--- BEGIN Provided data ---
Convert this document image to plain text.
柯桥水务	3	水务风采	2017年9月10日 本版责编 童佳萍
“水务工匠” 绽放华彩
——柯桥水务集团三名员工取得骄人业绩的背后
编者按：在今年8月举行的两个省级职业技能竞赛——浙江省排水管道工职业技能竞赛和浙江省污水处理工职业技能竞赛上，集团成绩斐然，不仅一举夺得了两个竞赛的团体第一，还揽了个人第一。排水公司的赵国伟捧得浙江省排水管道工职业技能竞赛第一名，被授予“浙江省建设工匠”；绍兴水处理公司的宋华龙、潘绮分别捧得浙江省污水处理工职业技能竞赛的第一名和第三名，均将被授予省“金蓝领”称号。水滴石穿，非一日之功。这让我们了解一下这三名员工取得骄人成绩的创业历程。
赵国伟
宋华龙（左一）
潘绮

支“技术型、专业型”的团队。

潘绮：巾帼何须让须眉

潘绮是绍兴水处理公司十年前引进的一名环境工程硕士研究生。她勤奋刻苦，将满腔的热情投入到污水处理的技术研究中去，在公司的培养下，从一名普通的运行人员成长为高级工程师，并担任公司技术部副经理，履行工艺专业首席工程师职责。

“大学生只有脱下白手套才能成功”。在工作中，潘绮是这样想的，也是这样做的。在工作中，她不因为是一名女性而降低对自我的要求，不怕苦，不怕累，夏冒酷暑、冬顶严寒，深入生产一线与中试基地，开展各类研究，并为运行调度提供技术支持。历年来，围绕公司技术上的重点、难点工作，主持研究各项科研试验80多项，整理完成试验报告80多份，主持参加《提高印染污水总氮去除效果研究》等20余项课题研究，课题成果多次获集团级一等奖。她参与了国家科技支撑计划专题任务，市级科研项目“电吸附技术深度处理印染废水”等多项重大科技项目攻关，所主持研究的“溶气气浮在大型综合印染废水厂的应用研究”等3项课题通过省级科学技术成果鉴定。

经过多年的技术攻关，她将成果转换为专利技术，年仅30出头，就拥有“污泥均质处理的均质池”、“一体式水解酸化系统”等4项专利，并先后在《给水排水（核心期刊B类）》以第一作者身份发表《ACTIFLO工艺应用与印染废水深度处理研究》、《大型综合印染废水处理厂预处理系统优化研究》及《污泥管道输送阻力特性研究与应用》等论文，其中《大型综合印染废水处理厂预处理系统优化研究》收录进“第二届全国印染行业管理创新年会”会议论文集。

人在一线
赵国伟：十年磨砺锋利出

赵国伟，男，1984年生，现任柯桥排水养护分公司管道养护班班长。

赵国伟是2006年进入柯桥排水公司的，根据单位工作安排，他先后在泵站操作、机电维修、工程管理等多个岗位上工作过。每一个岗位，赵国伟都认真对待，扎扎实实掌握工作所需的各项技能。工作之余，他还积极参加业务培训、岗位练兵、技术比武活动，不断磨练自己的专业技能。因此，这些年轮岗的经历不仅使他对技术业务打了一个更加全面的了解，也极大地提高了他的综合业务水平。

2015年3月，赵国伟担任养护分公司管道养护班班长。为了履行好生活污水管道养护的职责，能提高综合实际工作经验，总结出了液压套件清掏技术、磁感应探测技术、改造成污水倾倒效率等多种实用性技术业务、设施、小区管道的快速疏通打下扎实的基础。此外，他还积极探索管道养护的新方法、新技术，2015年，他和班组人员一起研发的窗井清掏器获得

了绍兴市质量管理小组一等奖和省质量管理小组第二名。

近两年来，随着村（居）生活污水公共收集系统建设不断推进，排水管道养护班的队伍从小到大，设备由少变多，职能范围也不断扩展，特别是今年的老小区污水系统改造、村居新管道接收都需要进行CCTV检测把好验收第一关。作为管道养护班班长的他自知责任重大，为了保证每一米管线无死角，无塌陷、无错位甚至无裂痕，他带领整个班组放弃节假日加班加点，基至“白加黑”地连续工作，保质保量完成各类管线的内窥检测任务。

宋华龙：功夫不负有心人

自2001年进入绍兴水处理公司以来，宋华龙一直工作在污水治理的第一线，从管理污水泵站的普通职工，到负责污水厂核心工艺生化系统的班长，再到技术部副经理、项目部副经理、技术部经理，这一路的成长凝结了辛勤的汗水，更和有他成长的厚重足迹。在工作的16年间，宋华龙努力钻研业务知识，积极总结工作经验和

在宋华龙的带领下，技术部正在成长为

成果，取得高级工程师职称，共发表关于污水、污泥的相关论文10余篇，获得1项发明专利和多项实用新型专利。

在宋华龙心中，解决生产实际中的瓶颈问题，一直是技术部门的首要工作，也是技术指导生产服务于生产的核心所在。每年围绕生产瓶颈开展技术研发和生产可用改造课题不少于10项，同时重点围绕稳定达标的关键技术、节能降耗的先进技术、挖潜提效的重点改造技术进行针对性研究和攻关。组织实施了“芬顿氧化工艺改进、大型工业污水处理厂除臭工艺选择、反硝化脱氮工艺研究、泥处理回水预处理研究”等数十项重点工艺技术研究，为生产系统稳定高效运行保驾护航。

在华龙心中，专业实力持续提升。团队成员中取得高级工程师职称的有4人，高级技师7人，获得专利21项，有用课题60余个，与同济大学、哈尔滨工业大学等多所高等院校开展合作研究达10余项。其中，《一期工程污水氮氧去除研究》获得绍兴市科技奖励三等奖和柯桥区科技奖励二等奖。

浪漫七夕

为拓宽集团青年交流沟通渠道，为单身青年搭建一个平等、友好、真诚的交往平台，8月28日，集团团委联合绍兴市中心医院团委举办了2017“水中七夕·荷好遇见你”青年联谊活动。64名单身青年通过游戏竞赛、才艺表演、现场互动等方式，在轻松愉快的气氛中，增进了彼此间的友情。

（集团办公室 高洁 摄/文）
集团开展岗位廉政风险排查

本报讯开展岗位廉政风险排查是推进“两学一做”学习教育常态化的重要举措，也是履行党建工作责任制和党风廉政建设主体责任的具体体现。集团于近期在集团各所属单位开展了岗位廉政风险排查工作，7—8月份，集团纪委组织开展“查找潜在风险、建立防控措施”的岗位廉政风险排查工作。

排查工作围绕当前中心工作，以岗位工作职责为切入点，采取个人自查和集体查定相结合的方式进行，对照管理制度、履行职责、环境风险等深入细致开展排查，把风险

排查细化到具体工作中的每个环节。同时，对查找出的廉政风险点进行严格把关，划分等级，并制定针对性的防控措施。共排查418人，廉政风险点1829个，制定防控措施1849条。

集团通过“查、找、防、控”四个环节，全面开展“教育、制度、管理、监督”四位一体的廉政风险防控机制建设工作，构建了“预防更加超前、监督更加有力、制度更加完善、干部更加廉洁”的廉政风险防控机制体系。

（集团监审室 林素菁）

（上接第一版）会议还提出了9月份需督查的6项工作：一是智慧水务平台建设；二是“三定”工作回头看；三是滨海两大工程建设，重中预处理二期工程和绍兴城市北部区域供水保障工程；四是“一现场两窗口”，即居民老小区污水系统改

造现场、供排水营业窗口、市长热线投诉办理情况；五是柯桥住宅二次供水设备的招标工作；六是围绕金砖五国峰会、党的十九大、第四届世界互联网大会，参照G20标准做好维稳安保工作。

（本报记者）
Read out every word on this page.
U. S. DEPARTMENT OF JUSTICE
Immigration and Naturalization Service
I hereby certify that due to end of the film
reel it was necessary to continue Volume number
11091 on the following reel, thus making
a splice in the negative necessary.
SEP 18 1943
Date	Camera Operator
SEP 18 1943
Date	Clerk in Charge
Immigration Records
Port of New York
--- END Provided data ---
» **Exercise**
Write out every entry again exactly, please, with nothing missing.

» **Response to this exercise**
Convert this document image to plain text.
柯桥水务	3	水务风采	2017年9月10日 本版责编 童佳萍
“水务工匠” 绽放华彩
——柯桥水务集团三名员工取得骄人业绩的背后
编者按：在今年8月举行的两个省级职业技能竞赛——浙江省排水管道工职业技能竞赛和浙江省污水处理工职业技能竞赛上，集团成绩斐然，不仅一举夺得了两个竞赛的团体第一，还揽了个人第一。排水公司的赵国伟捧得浙江省排水管道工职业技能竞赛第一名，被授予“浙江省建设工匠”；绍兴水处理公司的宋华龙、潘绮分别捧得浙江省污水处理工职业技能竞赛的第一名和第三名，均将被授予省“金蓝领”称号。水滴石穿，非一日之功。这让我们了解一下这三名员工取得骄人成绩的创业历程。
赵国伟
宋华龙（左一）
潘绮

支“技术型、专业型”的团队。

潘绮：巾帼何须让须眉

潘绮是绍兴水处理公司十年前引进的一名环境工程硕士研究生。她勤奋刻苦，将满腔的热情投入到污水处理的技术研究中去，在公司的培养下，从一名普通的运行人员成长为高级工程师，并担任公司技术部副经理，履行工艺专业首席工程师职责。

“大学生只有脱下白手套才能成功”。在工作中，潘绮是这样想的，也是这样做的。在工作中，她不因为是一名女性而降低对自我的要求，不怕苦，不怕累，夏冒酷暑、冬顶严寒，深入生产一线与中试基地，开展各类研究，并为运行调度提供技术支持。历年来，围绕公司技术上的重点、难点工作，主持研究各项科研试验80多项，整理完成试验报告80多份，主持参加《提高印染污水总氮去除效果研究》等20余项课题研究，课题成果多次获集团级一等奖。她参与了国家科技支撑计划专题任务，市级科研项目“电吸附技术深度处理印染废水”等多项重大科技项目攻关，所主持研究的“溶气气浮在大型综合印染废水厂的应用研究”等3项课题通过省级科学技术成果鉴定。

经过多年的技术攻关，她将成果转换为专利技术，年仅30出头，就拥有“污泥均质处理的均质池”、“一体式水解酸化系统”等4项专利，并先后在《给水排水（核心期刊B类）》以第一作者身份发表《ACTIFLO工艺应用与印染废水深度处理研究》、《大型综合印染废水处理厂预处理系统优化研究》及《污泥管道输送阻力特性研究与应用》等论文，其中《大型综合印染废水处理厂预处理系统优化研究》收录进“第二届全国印染行业管理创新年会”会议论文集。

人在一线
赵国伟：十年磨砺锋利出

赵国伟，男，1984年生，现任柯桥排水养护分公司管道养护班班长。

赵国伟是2006年进入柯桥排水公司的，根据单位工作安排，他先后在泵站操作、机电维修、工程管理等多个岗位上工作过。每一个岗位，赵国伟都认真对待，扎扎实实掌握工作所需的各项技能。工作之余，他还积极参加业务培训、岗位练兵、技术比武活动，不断磨练自己的专业技能。因此，这些年轮岗的经历不仅使他对技术业务打了一个更加全面的了解，也极大地提高了他的综合业务水平。

2015年3月，赵国伟担任养护分公司管道养护班班长。为了履行好生活污水管道养护的职责，能提高综合实际工作经验，总结出了液压套件清掏技术、磁感应探测技术、改造成污水倾倒效率等多种实用性技术业务、设施、小区管道的快速疏通打下扎实的基础。此外，他还积极探索管道养护的新方法、新技术，2015年，他和班组人员一起研发的窗井清掏器获得

了绍兴市质量管理小组一等奖和省质量管理小组第二名。

近两年来，随着村（居）生活污水公共收集系统建设不断推进，排水管道养护班的队伍从小到大，设备由少变多，职能范围也不断扩展，特别是今年的老小区污水系统改造、村居新管道接收都需要进行CCTV检测把好验收第一关。作为管道养护班班长的他自知责任重大，为了保证每一米管线无死角，无塌陷、无错位甚至无裂痕，他带领整个班组放弃节假日加班加点，基至“白加黑”地连续工作，保质保量完成各类管线的内窥检测任务。

宋华龙：功夫不负有心人

自2001年进入绍兴水处理公司以来，宋华龙一直工作在污水治理的第一线，从管理污水泵站的普通职工，到负责污水厂核心工艺生化系统的班长，再到技术部副经理、项目部副经理、技术部经理，这一路的成长凝结了辛勤的汗水，更和有他成长的厚重足迹。在工作的16年间，宋华龙努力钻研业务知识，积极总结工作经验和

在宋华龙的带领下，技术部正在成长为

成果，取得高级工程师职称，共发表关于污水、污泥的相关论文10余篇，获得1项发明专利和多项实用新型专利。

在宋华龙心中，解决生产实际中的瓶颈问题，一直是技术部门的首要工作，也是技术指导生产服务于生产的核心所在。每年围绕生产瓶颈开展技术研发和生产可用改造课题不少于10项，同时重点围绕稳定达标的关键技术、节能降耗的先进技术、挖潜提效的重点改造技术进行针对性研究和攻关。组织实施了“芬顿氧化工艺改进、大型工业污水处理厂除臭工艺选择、反硝化脱氮工艺研究、泥处理回水预处理研究”等数十项重点工艺技术研究，为生产系统稳定高效运行保驾护航。

在华龙心中，专业实力持续提升。团队成员中取得高级工程师职称的有4人，高级技师7人，获得专利21项，有用课题60余个，与同济大学、哈尔滨工业大学等多所高等院校开展合作研究达10余项。其中，《一期工程污水氮氧去除研究》获得绍兴市科技奖励三等奖和柯桥区科技奖励二等奖。

浪漫七夕

为拓宽集团青年交流沟通渠道，为单身青年搭建一个平等、友好、真诚的交往平台，8月28日，集团团委联合绍兴市中心医院团委举办了2017“水中七夕·荷好遇见你”青年联谊活动。64名单身青年通过游戏竞赛、才艺表演、现场互动等方式，在轻松愉快的气氛中，增进了彼此间的友情。

（集团办公室 高洁 摄/文）
集团开展岗位廉政风险排查

本报讯开展岗位廉政风险排查是推进“两学一做”学习教育常态化的重要举措，也是履行党建工作责任制和党风廉政建设主体责任的具体体现。集团于近期在集团各所属单位开展了岗位廉政风险排查工作，7—8月份，集团纪委组织开展“查找潜在风险、建立防控措施”的岗位廉政风险排查工作。

排查工作围绕当前中心工作，以岗位工作职责为切入点，采取个人自查和集体查定相结合的方式进行，对照管理制度、履行职责、环境风险等深入细致开展排查，把风险

排查细化到具体工作中的每个环节。同时，对查找出的廉政风险点进行严格把关，划分等级，并制定针对性的防控措施。共排查418人，廉政风险点1829个，制定防控措施1849条。

集团通过“查、找、防、控”四个环节，全面开展“教育、制度、管理、监督”四位一体的廉政风险防控机制建设工作，构建了“预防更加超前、监督更加有力、制度更加完善、干部更加廉洁”的廉政风险防控机制体系。

（集团监审室 林素菁）

（上接第一版）会议还提出了9月份需督查的6项工作：一是智慧水务平台建设；二是“三定”工作回头看；三是滨海两大工程建设，重中预处理二期工程和绍兴城市北部区域供水保障工程；四是“一现场两窗口”，即居民老小区污水系统改

造现场、供排水营业窗口、市长热线投诉办理情况；五是柯桥住宅二次供水设备的招标工作；六是围绕金砖五国峰会、党的十九大、第四届世界互联网大会，参照G20标准做好维稳安保工作。

（本报记者）
Read out every word on this page.
U. S. DEPARTMENT OF JUSTICE
Immigration and Naturalization Service
I hereby certify that due to end of the film
reel it was necessary to continue Volume number
11091 on the following reel, thus making
a splice in the negative necessary.
SEP 18 1943
Date	Camera Operator
SEP 18 1943
Date	Clerk in Charge
Immigration Records
Port of New York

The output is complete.